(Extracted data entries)
'''

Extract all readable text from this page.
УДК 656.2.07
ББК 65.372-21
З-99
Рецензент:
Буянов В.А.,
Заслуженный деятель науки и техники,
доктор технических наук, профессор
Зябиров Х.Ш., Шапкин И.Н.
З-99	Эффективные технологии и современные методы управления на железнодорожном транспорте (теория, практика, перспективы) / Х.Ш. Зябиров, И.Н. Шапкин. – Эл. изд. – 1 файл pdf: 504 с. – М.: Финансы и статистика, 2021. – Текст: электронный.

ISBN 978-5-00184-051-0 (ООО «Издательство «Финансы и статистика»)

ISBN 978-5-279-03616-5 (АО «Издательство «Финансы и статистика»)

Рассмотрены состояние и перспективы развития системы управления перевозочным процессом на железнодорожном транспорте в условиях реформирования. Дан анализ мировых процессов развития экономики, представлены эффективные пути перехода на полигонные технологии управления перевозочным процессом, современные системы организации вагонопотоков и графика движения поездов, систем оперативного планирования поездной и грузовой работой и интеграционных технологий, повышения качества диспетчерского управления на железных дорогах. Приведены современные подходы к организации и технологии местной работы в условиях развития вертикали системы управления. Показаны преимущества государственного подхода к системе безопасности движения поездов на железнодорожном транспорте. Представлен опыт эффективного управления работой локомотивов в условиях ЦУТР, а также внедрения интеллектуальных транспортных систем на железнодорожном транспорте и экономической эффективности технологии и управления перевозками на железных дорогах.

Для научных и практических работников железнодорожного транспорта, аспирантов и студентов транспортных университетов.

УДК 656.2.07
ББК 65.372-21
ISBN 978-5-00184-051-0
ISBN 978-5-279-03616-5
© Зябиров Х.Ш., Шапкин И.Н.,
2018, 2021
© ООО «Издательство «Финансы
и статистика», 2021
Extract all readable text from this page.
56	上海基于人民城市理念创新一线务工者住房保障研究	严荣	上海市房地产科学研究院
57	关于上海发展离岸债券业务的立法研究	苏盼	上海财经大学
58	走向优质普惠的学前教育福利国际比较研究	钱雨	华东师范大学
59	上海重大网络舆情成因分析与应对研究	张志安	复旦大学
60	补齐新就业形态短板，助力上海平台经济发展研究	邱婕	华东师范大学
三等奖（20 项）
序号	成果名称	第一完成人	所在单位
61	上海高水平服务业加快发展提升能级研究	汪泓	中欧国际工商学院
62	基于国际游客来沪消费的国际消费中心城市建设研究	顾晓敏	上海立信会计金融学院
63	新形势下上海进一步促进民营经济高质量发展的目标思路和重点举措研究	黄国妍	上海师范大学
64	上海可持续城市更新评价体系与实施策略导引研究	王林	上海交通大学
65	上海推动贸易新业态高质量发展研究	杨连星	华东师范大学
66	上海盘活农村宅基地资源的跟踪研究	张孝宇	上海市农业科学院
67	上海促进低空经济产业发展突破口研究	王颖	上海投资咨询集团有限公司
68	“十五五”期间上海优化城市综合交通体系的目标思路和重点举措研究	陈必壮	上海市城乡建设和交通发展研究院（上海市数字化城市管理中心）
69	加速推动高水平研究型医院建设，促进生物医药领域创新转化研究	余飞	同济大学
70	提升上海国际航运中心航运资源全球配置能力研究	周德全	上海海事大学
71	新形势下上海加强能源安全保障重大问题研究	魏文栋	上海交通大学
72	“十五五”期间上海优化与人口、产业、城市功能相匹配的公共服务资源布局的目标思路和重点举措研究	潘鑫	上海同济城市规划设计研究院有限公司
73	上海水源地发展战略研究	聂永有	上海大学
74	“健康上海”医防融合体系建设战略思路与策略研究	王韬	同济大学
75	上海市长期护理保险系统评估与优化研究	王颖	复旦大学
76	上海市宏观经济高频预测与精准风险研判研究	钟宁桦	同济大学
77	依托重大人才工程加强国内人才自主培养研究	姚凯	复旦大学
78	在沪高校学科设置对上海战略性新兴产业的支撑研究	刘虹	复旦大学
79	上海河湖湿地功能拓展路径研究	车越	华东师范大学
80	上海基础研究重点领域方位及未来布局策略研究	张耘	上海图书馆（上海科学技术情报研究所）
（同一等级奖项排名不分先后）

'''

| TASK TO CARRY OUT |
All of the records must be repeated exactly.

| COMPLETED TASK |
Extract all readable text from this page.
УДК 656.2.07
ББК 65.372-21
З-99
Рецензент:
Буянов В.А.,
Заслуженный деятель науки и техники,
доктор технических наук, профессор
Зябиров Х.Ш., Шапкин И.Н.
З-99	Эффективные технологии и современные методы управления на железнодорожном транспорте (теория, практика, перспективы) / Х.Ш. Зябиров, И.Н. Шапкин. – Эл. изд. – 1 файл pdf: 504 с. – М.: Финансы и статистика, 2021. – Текст: электронный.

ISBN 978-5-00184-051-0 (ООО «Издательство «Финансы и статистика»)

ISBN 978-5-279-03616-5 (АО «Издательство «Финансы и статистика»)

Рассмотрены состояние и перспективы развития системы управления перевозочным процессом на железнодорожном транспорте в условиях реформирования. Дан анализ мировых процессов развития экономики, представлены эффективные пути перехода на полигонные технологии управления перевозочным процессом, современные системы организации вагонопотоков и графика движения поездов, систем оперативного планирования поездной и грузовой работой и интеграционных технологий, повышения качества диспетчерского управления на железных дорогах. Приведены современные подходы к организации и технологии местной работы в условиях развития вертикали системы управления. Показаны преимущества государственного подхода к системе безопасности движения поездов на железнодорожном транспорте. Представлен опыт эффективного управления работой локомотивов в условиях ЦУТР, а также внедрения интеллектуальных транспортных систем на железнодорожном транспорте и экономической эффективности технологии и управления перевозками на железных дорогах.

Для научных и практических работников железнодорожного транспорта, аспирантов и студентов транспортных университетов.

УДК 656.2.07
ББК 65.372-21
ISBN 978-5-00184-051-0
ISBN 978-5-279-03616-5
© Зябиров Х.Ш., Шапкин И.Н.,
2018, 2021
© ООО «Издательство «Финансы
и статистика», 2021
Extract all readable text from this page.
56	上海基于人民城市理念创新一线务工者住房保障研究	严荣	上海市房地产科学研究院
57	关于上海发展离岸债券业务的立法研究	苏盼	上海财经大学
58	走向优质普惠的学前教育福利国际比较研究	钱雨	华东师范大学
59	上海重大网络舆情成因分析与应对研究	张志安	复旦大学
60	补齐新就业形态短板，助力上海平台经济发展研究	邱婕	华东师范大学
三等奖（20 项）
序号	成果名称	第一完成人	所在单位
61	上海高水平服务业加快发展提升能级研究	汪泓	中欧国际工商学院
62	基于国际游客来沪消费的国际消费中心城市建设研究	顾晓敏	上海立信会计金融学院
63	新形势下上海进一步促进民营经济高质量发展的目标思路和重点举措研究	黄国妍	上海师范大学
64	上海可持续城市更新评价体系与实施策略导引研究	王林	上海交通大学
65	上海推动贸易新业态高质量发展研究	杨连星	华东师范大学
66	上海盘活农村宅基地资源的跟踪研究	张孝宇	上海市农业科学院
67	上海促进低空经济产业发展突破口研究	王颖	上海投资咨询集团有限公司
68	“十五五”期间上海优化城市综合交通体系的目标思路和重点举措研究	陈必壮	上海市城乡建设和交通发展研究院（上海市数字化城市管理中心）
69	加速推动高水平研究型医院建设，促进生物医药领域创新转化研究	余飞	同济大学
70	提升上海国际航运中心航运资源全球配置能力研究	周德全	上海海事大学
71	新形势下上海加强能源安全保障重大问题研究	魏文栋	上海交通大学
72	“十五五”期间上海优化与人口、产业、城市功能相匹配的公共服务资源布局的目标思路和重点举措研究	潘鑫	上海同济城市规划设计研究院有限公司
73	上海水源地发展战略研究	聂永有	上海大学
74	“健康上海”医防融合体系建设战略思路与策略研究	王韬	同济大学
75	上海市长期护理保险系统评估与优化研究	王颖	复旦大学
76	上海市宏观经济高频预测与精准风险研判研究	钟宁桦	同济大学
77	依托重大人才工程加强国内人才自主培养研究	姚凯	复旦大学
78	在沪高校学科设置对上海战略性新兴产业的支撑研究	刘虹	复旦大学
79	上海河湖湿地功能拓展路径研究	车越	华东师范大学
80	上海基础研究重点领域方位及未来布局策略研究	张耘	上海图书馆（上海科学技术情报研究所）
（同一等级奖项排名不分先后）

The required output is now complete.